Saved entries:
######
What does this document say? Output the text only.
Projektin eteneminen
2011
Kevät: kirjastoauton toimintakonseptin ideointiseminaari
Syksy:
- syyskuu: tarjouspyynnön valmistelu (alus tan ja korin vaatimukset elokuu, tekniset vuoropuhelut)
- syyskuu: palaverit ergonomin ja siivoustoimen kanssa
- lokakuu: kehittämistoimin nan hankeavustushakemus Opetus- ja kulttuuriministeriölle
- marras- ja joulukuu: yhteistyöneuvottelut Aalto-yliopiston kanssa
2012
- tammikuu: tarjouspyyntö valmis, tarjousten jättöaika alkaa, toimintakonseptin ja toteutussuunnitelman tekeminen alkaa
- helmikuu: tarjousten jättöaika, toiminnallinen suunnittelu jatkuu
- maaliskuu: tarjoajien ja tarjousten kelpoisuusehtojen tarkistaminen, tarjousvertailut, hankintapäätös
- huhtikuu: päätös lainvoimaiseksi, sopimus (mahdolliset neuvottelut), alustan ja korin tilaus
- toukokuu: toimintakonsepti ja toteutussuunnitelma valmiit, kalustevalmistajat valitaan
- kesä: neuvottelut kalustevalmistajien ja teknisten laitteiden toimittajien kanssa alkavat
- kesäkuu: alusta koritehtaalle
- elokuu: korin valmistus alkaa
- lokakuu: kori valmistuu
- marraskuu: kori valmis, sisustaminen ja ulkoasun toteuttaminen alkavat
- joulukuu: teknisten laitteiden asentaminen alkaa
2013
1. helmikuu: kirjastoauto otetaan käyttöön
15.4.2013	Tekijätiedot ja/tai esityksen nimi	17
######
GIVEN PROBLEM: Provide all the records again, word for word.

THE SOLUTION:
What does this document say? Output the text only.
Projektin eteneminen
2011
Kevät: kirjastoauton toimintakonseptin ideointiseminaari
Syksy:
- syyskuu: tarjouspyynnön valmistelu (alus tan ja korin vaatimukset elokuu, tekniset vuoropuhelut)
- syyskuu: palaverit ergonomin ja siivoustoimen kanssa
- lokakuu: kehittämistoimin nan hankeavustushakemus Opetus- ja kulttuuriministeriölle
- marras- ja joulukuu: yhteistyöneuvottelut Aalto-yliopiston kanssa
2012
- tammikuu: tarjouspyyntö valmis, tarjousten jättöaika alkaa, toimintakonseptin ja toteutussuunnitelman tekeminen alkaa
- helmikuu: tarjousten jättöaika, toiminnallinen suunnittelu jatkuu
- maaliskuu: tarjoajien ja tarjousten kelpoisuusehtojen tarkistaminen, tarjousvertailut, hankintapäätös
- huhtikuu: päätös lainvoimaiseksi, sopimus (mahdolliset neuvottelut), alustan ja korin tilaus
- toukokuu: toimintakonsepti ja toteutussuunnitelma valmiit, kalustevalmistajat valitaan
- kesä: neuvottelut kalustevalmistajien ja teknisten laitteiden toimittajien kanssa alkavat
- kesäkuu: alusta koritehtaalle
- elokuu: korin valmistus alkaa
- lokakuu: kori valmistuu
- marraskuu: kori valmis, sisustaminen ja ulkoasun toteuttaminen alkavat
- joulukuu: teknisten laitteiden asentaminen alkaa
2013
1. helmikuu: kirjastoauto otetaan käyttöön
15.4.2013	Tekijätiedot ja/tai esityksen nimi	17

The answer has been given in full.